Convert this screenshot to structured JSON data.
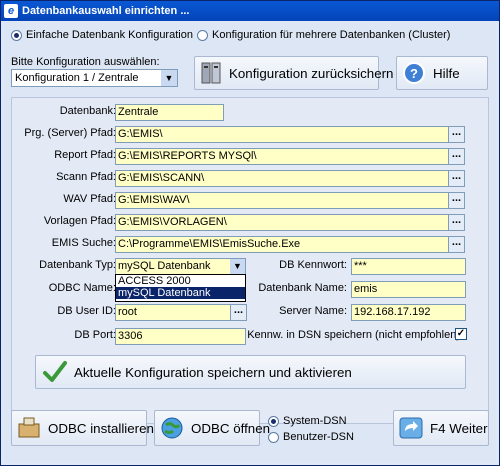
{
  "window": {
    "title": "Datenbankauswahl einrichten ...",
    "app_icon": "e"
  },
  "mode": {
    "single_label": "Einfache Datenbank Konfiguration",
    "cluster_label": "Konfiguration für mehrere Datenbanken (Cluster)",
    "selected": "single"
  },
  "config": {
    "select_label": "Bitte Konfiguration auswählen:",
    "selected": "Konfiguration 1 / Zentrale"
  },
  "buttons": {
    "reset": "Konfiguration zurücksichern",
    "help": "Hilfe",
    "save": "Aktuelle Konfiguration speichern und aktivieren",
    "odbc_install": "ODBC installieren",
    "odbc_open": "ODBC öffnen",
    "next": "F4 Weiter",
    "browse": "..."
  },
  "fields": {
    "datenbank": {
      "label": "Datenbank:",
      "value": "Zentrale"
    },
    "prg_pfad": {
      "label": "Prg. (Server) Pfad:",
      "value": "G:\\EMIS\\"
    },
    "report_pfad": {
      "label": "Report Pfad:",
      "value": "G:\\EMIS\\REPORTS MYSQl\\"
    },
    "scann_pfad": {
      "label": "Scann Pfad:",
      "value": "G:\\EMIS\\SCANN\\"
    },
    "wav_pfad": {
      "label": "WAV Pfad:",
      "value": "G:\\EMIS\\WAV\\"
    },
    "vorlagen_pfad": {
      "label": "Vorlagen Pfad:",
      "value": "G:\\EMIS\\VORLAGEN\\"
    },
    "emis_suche": {
      "label": "EMIS Suche:",
      "value": "C:\\Programme\\EMIS\\EmisSuche.Exe"
    },
    "db_typ": {
      "label": "Datenbank Typ:",
      "value": "mySQL Datenbank",
      "options": [
        "ACCESS 2000",
        "mySQL Datenbank"
      ]
    },
    "odbc_name": {
      "label": "ODBC Name:"
    },
    "db_user": {
      "label": "DB User ID:",
      "value": "root"
    },
    "db_port": {
      "label": "DB Port:",
      "value": "3306"
    },
    "db_kennwort": {
      "label": "DB Kennwort:",
      "value": "***"
    },
    "datenbank_name": {
      "label": "Datenbank Name:",
      "value": "emis"
    },
    "server_name": {
      "label": "Server Name:",
      "value": "192.168.17.192"
    },
    "kennw_dsn": {
      "label": "Kennw. in DSN speichern (nicht empfohlen)",
      "checked": true
    }
  },
  "dsn": {
    "system": "System-DSN",
    "user": "Benutzer-DSN",
    "selected": "system"
  }
}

== STATED GOAL ==
Look through the data above. Find each line with the string "speichern" and copy it.

== RESPONSE ==
    "save": "Aktuelle Konfiguration speichern und aktivieren",
      "label": "Kennw. in DSN speichern (nicht empfohlen)",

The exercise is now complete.